§ **Activity 1**:
Decide whether each statement agrees with the AfricaSan passage: (a) the first AfricaSan conference took place in Johannesburg in 2002; (b) the AITF is coordinated by the AMCOW Technical Advisory Committee; (c) the African Union Summit endorsed the eThekwini commitments in 2015. Answer yes or no for each, and quote the deciding words of the passage.
§ **Activity 2**:
Print the AfricaSan passage between "The eThekwini Declaration  is" and "the development agenda.", inclusive.
§ **Activity 3**:
Proceed with the AfricaSan passage from the point where it stops.

§ **Text segment**:
────────────────────

Central to the AfricaSan movement is the multi-stakeholder AfricaSan International Taskforce (AITF) coordinated by the AMCOW Secretariat. AITF serve as the think tank for sanitation improvement and provide technical support for sanitation processes, AfricaSan Ngor monitoring and AfricaSan Conference planning and execution.  Through the AMCOW Technical Advisory Committee (TAC), Member states provide leadership to the AITF and ensures its priorities are aligned with the needs of the Member States. 

The first conference took place in Johannesburg, South Africa in 2002. Since then, the conference has become a continental sanitation movement implemented in a cyclical process of commitment setting, action-planning, implementation and monitoring. It is worthy to note that since inception, the AfricaSan movement has led to two distinct high-level declarations namely the eThekwini declaration on Sanitation and Hygiene in 2008, and the Ngor Declaration on Sanitation and Hygiene in 2015.

The eThekwini Declaration

The eThekwini Declaration  is the outcome document of the ministerial dialogue held five years after the AfricaSan was established. The commitment set out a framework of action toward achieving the Millennium Development Goals on Sanitation. Moreso, the eThekwini commitments were endorsed by the African Union Summit of Heads of State in 2008 in Sharm el Sheikh and were embedded into the Sharm El Sheikh declaration.  This high-level endorsement generated huge political interest that led to a continent-wide reawakening of the centrality of sanitation in the development agenda.

────────────────────

§ **Recorded information**:
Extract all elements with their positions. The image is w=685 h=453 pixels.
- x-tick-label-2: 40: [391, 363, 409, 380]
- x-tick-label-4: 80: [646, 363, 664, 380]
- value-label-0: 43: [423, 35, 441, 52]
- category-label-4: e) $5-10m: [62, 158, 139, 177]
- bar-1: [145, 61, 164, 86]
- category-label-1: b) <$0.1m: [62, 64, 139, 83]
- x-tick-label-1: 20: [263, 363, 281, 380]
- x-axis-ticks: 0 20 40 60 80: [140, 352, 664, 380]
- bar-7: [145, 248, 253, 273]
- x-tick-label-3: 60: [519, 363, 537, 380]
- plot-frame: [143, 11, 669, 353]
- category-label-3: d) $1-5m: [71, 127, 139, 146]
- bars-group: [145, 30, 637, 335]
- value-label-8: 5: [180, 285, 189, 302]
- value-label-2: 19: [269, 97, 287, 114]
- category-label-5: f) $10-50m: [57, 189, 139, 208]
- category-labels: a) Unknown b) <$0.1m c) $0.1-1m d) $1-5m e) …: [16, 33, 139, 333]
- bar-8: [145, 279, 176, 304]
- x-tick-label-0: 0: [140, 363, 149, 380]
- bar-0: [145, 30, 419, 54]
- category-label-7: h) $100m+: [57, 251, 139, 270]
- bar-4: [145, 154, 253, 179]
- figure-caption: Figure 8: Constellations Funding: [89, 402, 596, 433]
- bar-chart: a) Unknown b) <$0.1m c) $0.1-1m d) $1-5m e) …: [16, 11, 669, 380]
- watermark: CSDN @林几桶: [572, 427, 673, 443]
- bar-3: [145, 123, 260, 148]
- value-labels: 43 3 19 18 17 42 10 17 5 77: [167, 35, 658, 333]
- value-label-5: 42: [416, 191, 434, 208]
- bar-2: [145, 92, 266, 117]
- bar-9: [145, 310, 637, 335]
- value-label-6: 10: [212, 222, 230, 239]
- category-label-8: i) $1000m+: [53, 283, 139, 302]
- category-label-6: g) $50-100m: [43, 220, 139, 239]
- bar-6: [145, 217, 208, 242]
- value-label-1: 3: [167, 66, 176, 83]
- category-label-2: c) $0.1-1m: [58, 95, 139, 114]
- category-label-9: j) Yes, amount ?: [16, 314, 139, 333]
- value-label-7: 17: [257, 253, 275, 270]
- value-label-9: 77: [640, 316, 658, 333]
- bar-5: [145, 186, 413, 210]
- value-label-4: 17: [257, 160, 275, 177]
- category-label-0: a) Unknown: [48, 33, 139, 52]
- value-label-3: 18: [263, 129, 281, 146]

────────────────────

§ **Answer area 1**:
(a) Yes: "The first conference took place in Johannesburg, South Africa in 2002."
(b) No: "coordinated by the AMCOW Secretariat"
(c) No: "endorsed by the African Union Summit of Heads of State in 2008 in Sharm el Sheikh"

§ **Answer area 2**:
The eThekwini Declaration  is the outcome document of the ministerial dialogue held five years after the AfricaSan was established. The commitment set out a framework of action toward achieving the Millennium Development Goals on Sanitation. Moreso, the eThekwini commitments were endorsed by the African Union Summit of Heads of State in 2008 in Sharm el Sheikh and were embedded into the Sharm El Sheikh declaration.  This high-level endorsement generated huge political interest that led to a continent-wide reawakening of the centrality of sanitation in the development agenda.

§ **Answer area 3**:
The Ngor Declaration

The Ngor Declaration on Sanitation and Hygiene succeeded the eThekwini declaration in 2015. It was established by African Ministers at the AfricaSan4 conference in Dakar, Senegal. The Declaration outlines 10 specific commitments toward an overarching pursuit to “achieve universal access to adequate, equitable, inclusive, and sustainable sanitation and hygiene services and eliminate open defecation by 2030”. The Sustainable Development Goals further reinforces the Ngor commitments with the ambitious goal to achieve global access to safely managed sanitation and hygiene paying special attention to the needs of women and girls (SGD 6.2). Both the Ngor commitments and the SDGs are closely aligned in that they both focus on establishing the enabling environment necessary to attain universal access. The Ngor commitments were adopted by the Member States and monitored regularly by AMCOW to track country progress against national targets. In 2019, the Ngor monitoring progress report was developed and presented at the AfricaSan5 conference as the baseline information on the progress of the countries against the 10 commitments.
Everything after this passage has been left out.